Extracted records
══════

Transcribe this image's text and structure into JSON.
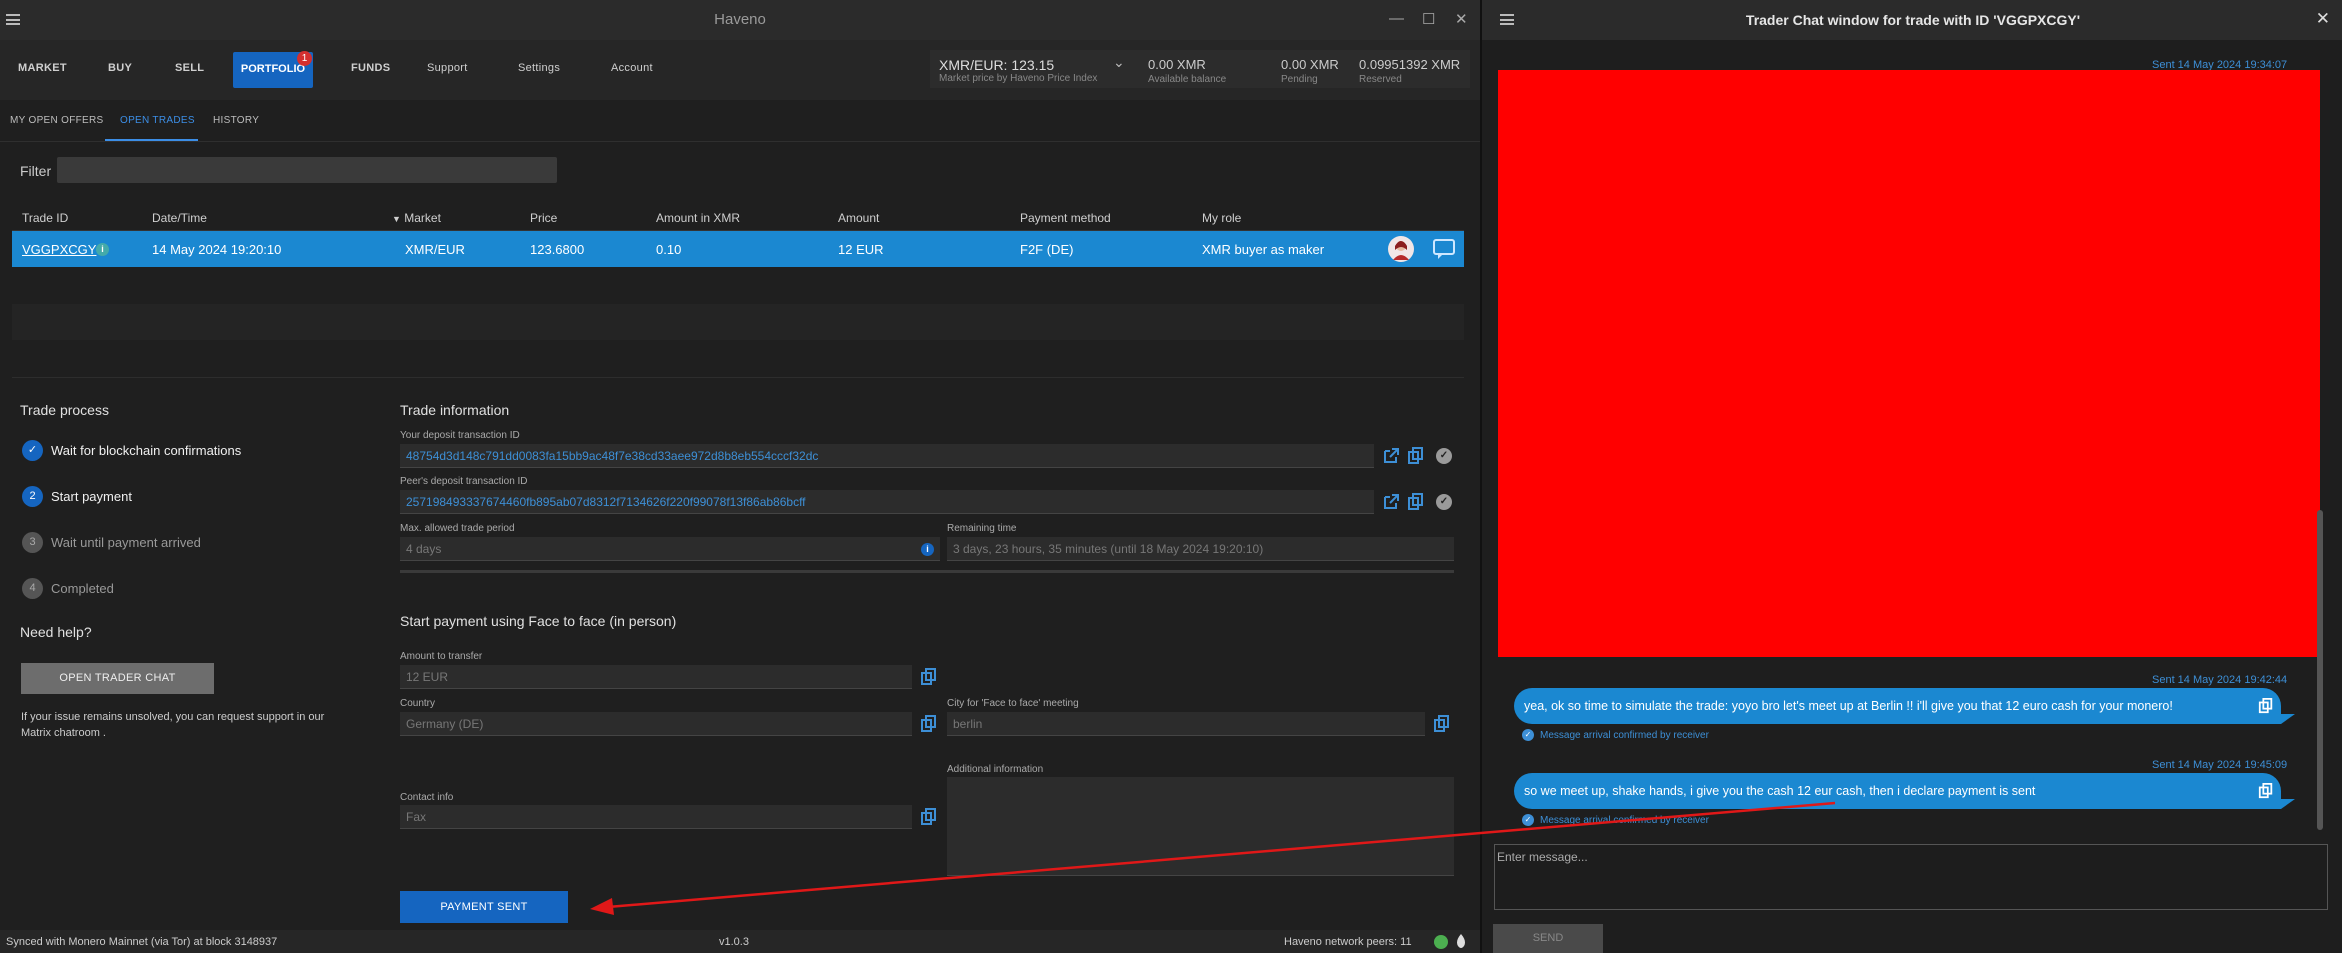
{
  "app": {
    "title": "Haveno",
    "minimize": "—",
    "maximize": "☐",
    "close": "✕"
  },
  "nav": {
    "market": "MARKET",
    "buy": "BUY",
    "sell": "SELL",
    "portfolio": "PORTFOLIO",
    "portfolio_badge": "1",
    "funds": "FUNDS",
    "support": "Support",
    "settings": "Settings",
    "account": "Account"
  },
  "price": {
    "pair": "XMR/EUR: 123.15",
    "pair_sub": "Market price by Haveno Price Index",
    "available": "0.00 XMR",
    "available_label": "Available balance",
    "pending": "0.00 XMR",
    "pending_label": "Pending",
    "reserved": "0.09951392 XMR",
    "reserved_label": "Reserved"
  },
  "subtabs": {
    "open_offers": "MY OPEN OFFERS",
    "open_trades": "OPEN TRADES",
    "history": "HISTORY"
  },
  "filter": {
    "label": "Filter",
    "value": ""
  },
  "table": {
    "headers": {
      "trade_id": "Trade ID",
      "date": "Date/Time",
      "market": "Market",
      "price": "Price",
      "amount_xmr": "Amount in XMR",
      "amount": "Amount",
      "payment": "Payment method",
      "role": "My role"
    },
    "row": {
      "trade_id": "VGGPXCGY",
      "date": "14 May 2024 19:20:10",
      "market": "XMR/EUR",
      "price": "123.6800",
      "amount_xmr": "0.10",
      "amount": "12 EUR",
      "payment": "F2F (DE)",
      "role": "XMR buyer as maker"
    }
  },
  "process": {
    "title": "Trade process",
    "steps": [
      {
        "num": "✓",
        "label": "Wait for blockchain confirmations"
      },
      {
        "num": "2",
        "label": "Start payment"
      },
      {
        "num": "3",
        "label": "Wait until payment arrived"
      },
      {
        "num": "4",
        "label": "Completed"
      }
    ],
    "help_title": "Need help?",
    "chat_button": "OPEN TRADER CHAT",
    "help_text": "If your issue remains unsolved, you can request support in our Matrix chatroom ."
  },
  "info": {
    "title": "Trade information",
    "deposit_label": "Your deposit transaction ID",
    "deposit_value": "48754d3d148c791dd0083fa15bb9ac48f7e38cd33aee972d8b8eb554cccf32dc",
    "peer_label": "Peer's deposit transaction ID",
    "peer_value": "257198493337674460fb895ab07d8312f7134626f220f99078f13f86ab86bcff",
    "period_label": "Max. allowed trade period",
    "period_value": "4 days",
    "remaining_label": "Remaining time",
    "remaining_value": "3 days, 23 hours, 35 minutes (until 18 May 2024 19:20:10)"
  },
  "payment": {
    "title": "Start payment using Face to face (in person)",
    "amount_label": "Amount to transfer",
    "amount_value": "12 EUR",
    "country_label": "Country",
    "country_value": "Germany (DE)",
    "city_label": "City for 'Face to face' meeting",
    "city_value": "berlin",
    "contact_label": "Contact info",
    "contact_value": "Fax",
    "additional_label": "Additional information",
    "sent_button": "PAYMENT SENT"
  },
  "status": {
    "sync": "Synced with Monero Mainnet (via Tor) at block 3148937",
    "version": "v1.0.3",
    "peers": "Haveno network peers: 11"
  },
  "chat": {
    "title": "Trader Chat window for trade with ID 'VGGPXCGY'",
    "close": "✕",
    "messages": [
      {
        "date": "Sent 14 May 2024 19:34:07"
      },
      {
        "date": "Sent 14 May 2024 19:42:44",
        "text": "yea, ok so time to simulate the trade: yoyo bro let's meet up at Berlin !! i'll give you that 12 euro cash for your monero!",
        "confirm": "Message arrival confirmed by receiver"
      },
      {
        "date": "Sent 14 May 2024 19:45:09",
        "text": "so we meet up, shake hands, i give you the cash 12 eur cash, then i declare payment is sent",
        "confirm": "Message arrival confirmed by receiver"
      }
    ],
    "input_placeholder": "Enter message...",
    "send": "SEND"
  },
  "colors": {
    "accent": "#1565c0",
    "row": "#1b88d1",
    "link": "#3d8fd6",
    "arrow": "#e01818",
    "redacted": "#ff0000"
  }
}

══════

Short task: Exact duplication of all the records is required; pictures are omitted from the copy.

Problem solution:
Transcribe this image's text and structure into JSON.
{
  "app": {
    "title": "Haveno",
    "minimize": "—",
    "maximize": "☐",
    "close": "✕"
  },
  "nav": {
    "market": "MARKET",
    "buy": "BUY",
    "sell": "SELL",
    "portfolio": "PORTFOLIO",
    "portfolio_badge": "1",
    "funds": "FUNDS",
    "support": "Support",
    "settings": "Settings",
    "account": "Account"
  },
  "price": {
    "pair": "XMR/EUR: 123.15",
    "pair_sub": "Market price by Haveno Price Index",
    "available": "0.00 XMR",
    "available_label": "Available balance",
    "pending": "0.00 XMR",
    "pending_label": "Pending",
    "reserved": "0.09951392 XMR",
    "reserved_label": "Reserved"
  },
  "subtabs": {
    "open_offers": "MY OPEN OFFERS",
    "open_trades": "OPEN TRADES",
    "history": "HISTORY"
  },
  "filter": {
    "label": "Filter",
    "value": ""
  },
  "table": {
    "headers": {
      "trade_id": "Trade ID",
      "date": "Date/Time",
      "market": "Market",
      "price": "Price",
      "amount_xmr": "Amount in XMR",
      "amount": "Amount",
      "payment": "Payment method",
      "role": "My role"
    },
    "row": {
      "trade_id": "VGGPXCGY",
      "date": "14 May 2024 19:20:10",
      "market": "XMR/EUR",
      "price": "123.6800",
      "amount_xmr": "0.10",
      "amount": "12 EUR",
      "payment": "F2F (DE)",
      "role": "XMR buyer as maker"
    }
  },
  "process": {
    "title": "Trade process",
    "steps": [
      {
        "num": "✓",
        "label": "Wait for blockchain confirmations"
      },
      {
        "num": "2",
        "label": "Start payment"
      },
      {
        "num": "3",
        "label": "Wait until payment arrived"
      },
      {
        "num": "4",
        "label": "Completed"
      }
    ],
    "help_title": "Need help?",
    "chat_button": "OPEN TRADER CHAT",
    "help_text": "If your issue remains unsolved, you can request support in our Matrix chatroom ."
  },
  "info": {
    "title": "Trade information",
    "deposit_label": "Your deposit transaction ID",
    "deposit_value": "48754d3d148c791dd0083fa15bb9ac48f7e38cd33aee972d8b8eb554cccf32dc",
    "peer_label": "Peer's deposit transaction ID",
    "peer_value": "257198493337674460fb895ab07d8312f7134626f220f99078f13f86ab86bcff",
    "period_label": "Max. allowed trade period",
    "period_value": "4 days",
    "remaining_label": "Remaining time",
    "remaining_value": "3 days, 23 hours, 35 minutes (until 18 May 2024 19:20:10)"
  },
  "payment": {
    "title": "Start payment using Face to face (in person)",
    "amount_label": "Amount to transfer",
    "amount_value": "12 EUR",
    "country_label": "Country",
    "country_value": "Germany (DE)",
    "city_label": "City for 'Face to face' meeting",
    "city_value": "berlin",
    "contact_label": "Contact info",
    "contact_value": "Fax",
    "additional_label": "Additional information",
    "sent_button": "PAYMENT SENT"
  },
  "status": {
    "sync": "Synced with Monero Mainnet (via Tor) at block 3148937",
    "version": "v1.0.3",
    "peers": "Haveno network peers: 11"
  },
  "chat": {
    "title": "Trader Chat window for trade with ID 'VGGPXCGY'",
    "close": "✕",
    "messages": [
      {
        "date": "Sent 14 May 2024 19:34:07"
      },
      {
        "date": "Sent 14 May 2024 19:42:44",
        "text": "yea, ok so time to simulate the trade: yoyo bro let's meet up at Berlin !! i'll give you that 12 euro cash for your monero!",
        "confirm": "Message arrival confirmed by receiver"
      },
      {
        "date": "Sent 14 May 2024 19:45:09",
        "text": "so we meet up, shake hands, i give you the cash 12 eur cash, then i declare payment is sent",
        "confirm": "Message arrival confirmed by receiver"
      }
    ],
    "input_placeholder": "Enter message...",
    "send": "SEND"
  },
  "colors": {
    "accent": "#1565c0",
    "row": "#1b88d1",
    "link": "#3d8fd6",
    "arrow": "#e01818",
    "redacted": "#ff0000"
  }
}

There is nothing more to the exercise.